### Entries from a dataset
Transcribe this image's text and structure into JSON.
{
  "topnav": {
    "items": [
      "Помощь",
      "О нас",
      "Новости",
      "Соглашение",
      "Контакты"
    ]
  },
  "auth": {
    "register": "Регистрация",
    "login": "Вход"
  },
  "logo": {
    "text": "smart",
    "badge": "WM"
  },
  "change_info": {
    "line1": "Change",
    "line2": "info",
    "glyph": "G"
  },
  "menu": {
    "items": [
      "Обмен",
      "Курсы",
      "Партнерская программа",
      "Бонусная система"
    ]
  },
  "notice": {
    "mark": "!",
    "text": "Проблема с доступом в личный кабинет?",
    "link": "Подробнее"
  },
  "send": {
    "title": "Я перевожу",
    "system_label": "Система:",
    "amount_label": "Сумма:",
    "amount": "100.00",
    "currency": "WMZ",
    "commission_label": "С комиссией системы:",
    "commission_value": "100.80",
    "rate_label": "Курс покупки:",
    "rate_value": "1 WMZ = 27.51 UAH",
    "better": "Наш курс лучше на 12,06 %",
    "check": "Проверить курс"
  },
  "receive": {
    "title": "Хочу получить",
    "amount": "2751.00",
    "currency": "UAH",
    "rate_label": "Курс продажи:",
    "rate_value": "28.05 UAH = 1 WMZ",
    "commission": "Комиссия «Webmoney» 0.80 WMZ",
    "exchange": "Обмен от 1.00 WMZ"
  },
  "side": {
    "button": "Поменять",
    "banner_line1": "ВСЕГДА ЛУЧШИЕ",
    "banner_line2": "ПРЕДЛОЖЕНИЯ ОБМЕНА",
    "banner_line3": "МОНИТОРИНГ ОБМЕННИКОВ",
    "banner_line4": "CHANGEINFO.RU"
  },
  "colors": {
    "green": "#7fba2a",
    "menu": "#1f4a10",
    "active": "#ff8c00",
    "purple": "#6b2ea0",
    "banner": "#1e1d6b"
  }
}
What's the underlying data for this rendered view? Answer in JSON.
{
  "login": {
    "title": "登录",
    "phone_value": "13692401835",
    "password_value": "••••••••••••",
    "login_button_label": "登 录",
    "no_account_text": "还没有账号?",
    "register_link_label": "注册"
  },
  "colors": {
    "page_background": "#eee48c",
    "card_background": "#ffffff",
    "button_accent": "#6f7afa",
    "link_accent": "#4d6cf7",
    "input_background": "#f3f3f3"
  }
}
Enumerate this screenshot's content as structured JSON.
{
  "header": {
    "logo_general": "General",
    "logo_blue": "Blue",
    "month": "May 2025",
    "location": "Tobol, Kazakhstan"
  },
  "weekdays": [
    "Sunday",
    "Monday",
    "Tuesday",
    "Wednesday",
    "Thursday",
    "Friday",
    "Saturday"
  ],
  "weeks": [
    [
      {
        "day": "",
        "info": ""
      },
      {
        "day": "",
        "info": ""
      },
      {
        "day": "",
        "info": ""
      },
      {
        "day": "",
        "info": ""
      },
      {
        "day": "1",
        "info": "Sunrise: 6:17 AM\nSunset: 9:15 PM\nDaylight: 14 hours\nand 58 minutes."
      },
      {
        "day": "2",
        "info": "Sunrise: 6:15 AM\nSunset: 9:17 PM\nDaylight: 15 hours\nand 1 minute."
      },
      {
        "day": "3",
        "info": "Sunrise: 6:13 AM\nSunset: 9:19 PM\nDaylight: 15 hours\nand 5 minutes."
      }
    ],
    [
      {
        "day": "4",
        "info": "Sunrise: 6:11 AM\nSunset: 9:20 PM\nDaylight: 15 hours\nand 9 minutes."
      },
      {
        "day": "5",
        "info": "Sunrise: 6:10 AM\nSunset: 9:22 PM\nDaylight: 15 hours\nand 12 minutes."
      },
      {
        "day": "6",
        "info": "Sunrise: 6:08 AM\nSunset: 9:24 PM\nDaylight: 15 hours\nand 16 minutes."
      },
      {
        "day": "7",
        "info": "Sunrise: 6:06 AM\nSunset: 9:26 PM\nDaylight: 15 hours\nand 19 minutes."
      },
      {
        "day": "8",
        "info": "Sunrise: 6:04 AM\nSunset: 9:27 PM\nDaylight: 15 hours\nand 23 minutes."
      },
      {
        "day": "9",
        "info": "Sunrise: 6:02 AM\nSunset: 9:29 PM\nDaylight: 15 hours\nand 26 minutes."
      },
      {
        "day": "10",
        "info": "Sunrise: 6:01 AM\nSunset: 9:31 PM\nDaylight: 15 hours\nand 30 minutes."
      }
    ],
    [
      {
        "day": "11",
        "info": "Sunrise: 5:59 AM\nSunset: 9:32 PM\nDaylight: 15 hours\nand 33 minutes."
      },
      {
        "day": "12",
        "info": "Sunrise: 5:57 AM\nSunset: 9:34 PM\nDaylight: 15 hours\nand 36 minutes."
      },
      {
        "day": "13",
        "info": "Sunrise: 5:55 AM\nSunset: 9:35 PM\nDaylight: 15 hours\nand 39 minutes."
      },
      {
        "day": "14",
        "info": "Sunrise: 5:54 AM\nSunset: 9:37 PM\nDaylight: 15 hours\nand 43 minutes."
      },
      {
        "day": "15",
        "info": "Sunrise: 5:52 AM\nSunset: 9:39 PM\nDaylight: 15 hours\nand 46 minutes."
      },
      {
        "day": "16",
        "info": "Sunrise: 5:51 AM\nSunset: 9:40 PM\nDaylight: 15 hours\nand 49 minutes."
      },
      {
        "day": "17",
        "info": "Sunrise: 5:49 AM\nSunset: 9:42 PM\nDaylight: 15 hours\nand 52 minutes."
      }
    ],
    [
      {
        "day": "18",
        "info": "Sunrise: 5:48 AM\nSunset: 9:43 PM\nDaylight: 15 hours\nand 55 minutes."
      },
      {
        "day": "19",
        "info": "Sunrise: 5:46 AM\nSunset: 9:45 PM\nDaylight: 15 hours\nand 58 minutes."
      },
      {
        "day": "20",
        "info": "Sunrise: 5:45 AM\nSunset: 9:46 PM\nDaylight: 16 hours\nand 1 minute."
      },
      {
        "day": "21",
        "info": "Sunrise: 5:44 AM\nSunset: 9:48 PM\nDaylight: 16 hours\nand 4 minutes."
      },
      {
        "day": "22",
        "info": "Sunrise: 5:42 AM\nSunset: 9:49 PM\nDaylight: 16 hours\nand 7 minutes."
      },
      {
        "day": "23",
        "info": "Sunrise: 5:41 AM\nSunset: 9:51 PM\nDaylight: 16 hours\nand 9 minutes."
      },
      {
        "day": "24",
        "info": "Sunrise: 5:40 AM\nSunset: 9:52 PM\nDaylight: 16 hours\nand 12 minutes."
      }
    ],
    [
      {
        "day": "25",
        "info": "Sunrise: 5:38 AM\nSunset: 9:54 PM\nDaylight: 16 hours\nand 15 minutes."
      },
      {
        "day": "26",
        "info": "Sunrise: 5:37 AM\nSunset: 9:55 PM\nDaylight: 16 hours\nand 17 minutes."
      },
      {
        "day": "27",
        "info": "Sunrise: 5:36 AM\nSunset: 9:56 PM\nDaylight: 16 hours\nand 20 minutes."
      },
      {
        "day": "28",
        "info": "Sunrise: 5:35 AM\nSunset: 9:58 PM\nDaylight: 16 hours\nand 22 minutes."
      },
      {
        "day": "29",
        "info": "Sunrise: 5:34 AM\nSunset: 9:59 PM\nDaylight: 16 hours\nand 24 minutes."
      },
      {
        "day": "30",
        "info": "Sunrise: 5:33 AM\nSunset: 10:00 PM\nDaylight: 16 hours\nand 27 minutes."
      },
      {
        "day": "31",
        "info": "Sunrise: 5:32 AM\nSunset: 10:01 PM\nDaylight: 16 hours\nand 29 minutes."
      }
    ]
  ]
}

### THE EXERCISE
Reproduce the material above exactly; please quote every line of it.

### ANSWER FOR THE TASK
Transcribe this image's text and structure into JSON.
{
  "topnav": {
    "items": [
      "Помощь",
      "О нас",
      "Новости",
      "Соглашение",
      "Контакты"
    ]
  },
  "auth": {
    "register": "Регистрация",
    "login": "Вход"
  },
  "logo": {
    "text": "smart",
    "badge": "WM"
  },
  "change_info": {
    "line1": "Change",
    "line2": "info",
    "glyph": "G"
  },
  "menu": {
    "items": [
      "Обмен",
      "Курсы",
      "Партнерская программа",
      "Бонусная система"
    ]
  },
  "notice": {
    "mark": "!",
    "text": "Проблема с доступом в личный кабинет?",
    "link": "Подробнее"
  },
  "send": {
    "title": "Я перевожу",
    "system_label": "Система:",
    "amount_label": "Сумма:",
    "amount": "100.00",
    "currency": "WMZ",
    "commission_label": "С комиссией системы:",
    "commission_value": "100.80",
    "rate_label": "Курс покупки:",
    "rate_value": "1 WMZ = 27.51 UAH",
    "better": "Наш курс лучше на 12,06 %",
    "check": "Проверить курс"
  },
  "receive": {
    "title": "Хочу получить",
    "amount": "2751.00",
    "currency": "UAH",
    "rate_label": "Курс продажи:",
    "rate_value": "28.05 UAH = 1 WMZ",
    "commission": "Комиссия «Webmoney» 0.80 WMZ",
    "exchange": "Обмен от 1.00 WMZ"
  },
  "side": {
    "button": "Поменять",
    "banner_line1": "ВСЕГДА ЛУЧШИЕ",
    "banner_line2": "ПРЕДЛОЖЕНИЯ ОБМЕНА",
    "banner_line3": "МОНИТОРИНГ ОБМЕННИКОВ",
    "banner_line4": "CHANGEINFO.RU"
  },
  "colors": {
    "green": "#7fba2a",
    "menu": "#1f4a10",
    "active": "#ff8c00",
    "purple": "#6b2ea0",
    "banner": "#1e1d6b"
  }
}
What's the underlying data for this rendered view? Answer in JSON.
{
  "login": {
    "title": "登录",
    "phone_value": "13692401835",
    "password_value": "••••••••••••",
    "login_button_label": "登 录",
    "no_account_text": "还没有账号?",
    "register_link_label": "注册"
  },
  "colors": {
    "page_background": "#eee48c",
    "card_background": "#ffffff",
    "button_accent": "#6f7afa",
    "link_accent": "#4d6cf7",
    "input_background": "#f3f3f3"
  }
}
Enumerate this screenshot's content as structured JSON.
{
  "header": {
    "logo_general": "General",
    "logo_blue": "Blue",
    "month": "May 2025",
    "location": "Tobol, Kazakhstan"
  },
  "weekdays": [
    "Sunday",
    "Monday",
    "Tuesday",
    "Wednesday",
    "Thursday",
    "Friday",
    "Saturday"
  ],
  "weeks": [
    [
      {
        "day": "",
        "info": ""
      },
      {
        "day": "",
        "info": ""
      },
      {
        "day": "",
        "info": ""
      },
      {
        "day": "",
        "info": ""
      },
      {
        "day": "1",
        "info": "Sunrise: 6:17 AM\nSunset: 9:15 PM\nDaylight: 14 hours\nand 58 minutes."
      },
      {
        "day": "2",
        "info": "Sunrise: 6:15 AM\nSunset: 9:17 PM\nDaylight: 15 hours\nand 1 minute."
      },
      {
        "day": "3",
        "info": "Sunrise: 6:13 AM\nSunset: 9:19 PM\nDaylight: 15 hours\nand 5 minutes."
      }
    ],
    [
      {
        "day": "4",
        "info": "Sunrise: 6:11 AM\nSunset: 9:20 PM\nDaylight: 15 hours\nand 9 minutes."
      },
      {
        "day": "5",
        "info": "Sunrise: 6:10 AM\nSunset: 9:22 PM\nDaylight: 15 hours\nand 12 minutes."
      },
      {
        "day": "6",
        "info": "Sunrise: 6:08 AM\nSunset: 9:24 PM\nDaylight: 15 hours\nand 16 minutes."
      },
      {
        "day": "7",
        "info": "Sunrise: 6:06 AM\nSunset: 9:26 PM\nDaylight: 15 hours\nand 19 minutes."
      },
      {
        "day": "8",
        "info": "Sunrise: 6:04 AM\nSunset: 9:27 PM\nDaylight: 15 hours\nand 23 minutes."
      },
      {
        "day": "9",
        "info": "Sunrise: 6:02 AM\nSunset: 9:29 PM\nDaylight: 15 hours\nand 26 minutes."
      },
      {
        "day": "10",
        "info": "Sunrise: 6:01 AM\nSunset: 9:31 PM\nDaylight: 15 hours\nand 30 minutes."
      }
    ],
    [
      {
        "day": "11",
        "info": "Sunrise: 5:59 AM\nSunset: 9:32 PM\nDaylight: 15 hours\nand 33 minutes."
      },
      {
        "day": "12",
        "info": "Sunrise: 5:57 AM\nSunset: 9:34 PM\nDaylight: 15 hours\nand 36 minutes."
      },
      {
        "day": "13",
        "info": "Sunrise: 5:55 AM\nSunset: 9:35 PM\nDaylight: 15 hours\nand 39 minutes."
      },
      {
        "day": "14",
        "info": "Sunrise: 5:54 AM\nSunset: 9:37 PM\nDaylight: 15 hours\nand 43 minutes."
      },
      {
        "day": "15",
        "info": "Sunrise: 5:52 AM\nSunset: 9:39 PM\nDaylight: 15 hours\nand 46 minutes."
      },
      {
        "day": "16",
        "info": "Sunrise: 5:51 AM\nSunset: 9:40 PM\nDaylight: 15 hours\nand 49 minutes."
      },
      {
        "day": "17",
        "info": "Sunrise: 5:49 AM\nSunset: 9:42 PM\nDaylight: 15 hours\nand 52 minutes."
      }
    ],
    [
      {
        "day": "18",
        "info": "Sunrise: 5:48 AM\nSunset: 9:43 PM\nDaylight: 15 hours\nand 55 minutes."
      },
      {
        "day": "19",
        "info": "Sunrise: 5:46 AM\nSunset: 9:45 PM\nDaylight: 15 hours\nand 58 minutes."
      },
      {
        "day": "20",
        "info": "Sunrise: 5:45 AM\nSunset: 9:46 PM\nDaylight: 16 hours\nand 1 minute."
      },
      {
        "day": "21",
        "info": "Sunrise: 5:44 AM\nSunset: 9:48 PM\nDaylight: 16 hours\nand 4 minutes."
      },
      {
        "day": "22",
        "info": "Sunrise: 5:42 AM\nSunset: 9:49 PM\nDaylight: 16 hours\nand 7 minutes."
      },
      {
        "day": "23",
        "info": "Sunrise: 5:41 AM\nSunset: 9:51 PM\nDaylight: 16 hours\nand 9 minutes."
      },
      {
        "day": "24",
        "info": "Sunrise: 5:40 AM\nSunset: 9:52 PM\nDaylight: 16 hours\nand 12 minutes."
      }
    ],
    [
      {
        "day": "25",
        "info": "Sunrise: 5:38 AM\nSunset: 9:54 PM\nDaylight: 16 hours\nand 15 minutes."
      },
      {
        "day": "26",
        "info": "Sunrise: 5:37 AM\nSunset: 9:55 PM\nDaylight: 16 hours\nand 17 minutes."
      },
      {
        "day": "27",
        "info": "Sunrise: 5:36 AM\nSunset: 9:56 PM\nDaylight: 16 hours\nand 20 minutes."
      },
      {
        "day": "28",
        "info": "Sunrise: 5:35 AM\nSunset: 9:58 PM\nDaylight: 16 hours\nand 22 minutes."
      },
      {
        "day": "29",
        "info": "Sunrise: 5:34 AM\nSunset: 9:59 PM\nDaylight: 16 hours\nand 24 minutes."
      },
      {
        "day": "30",
        "info": "Sunrise: 5:33 AM\nSunset: 10:00 PM\nDaylight: 16 hours\nand 27 minutes."
      },
      {
        "day": "31",
        "info": "Sunrise: 5:32 AM\nSunset: 10:01 PM\nDaylight: 16 hours\nand 29 minutes."
      }
    ]
  ]
}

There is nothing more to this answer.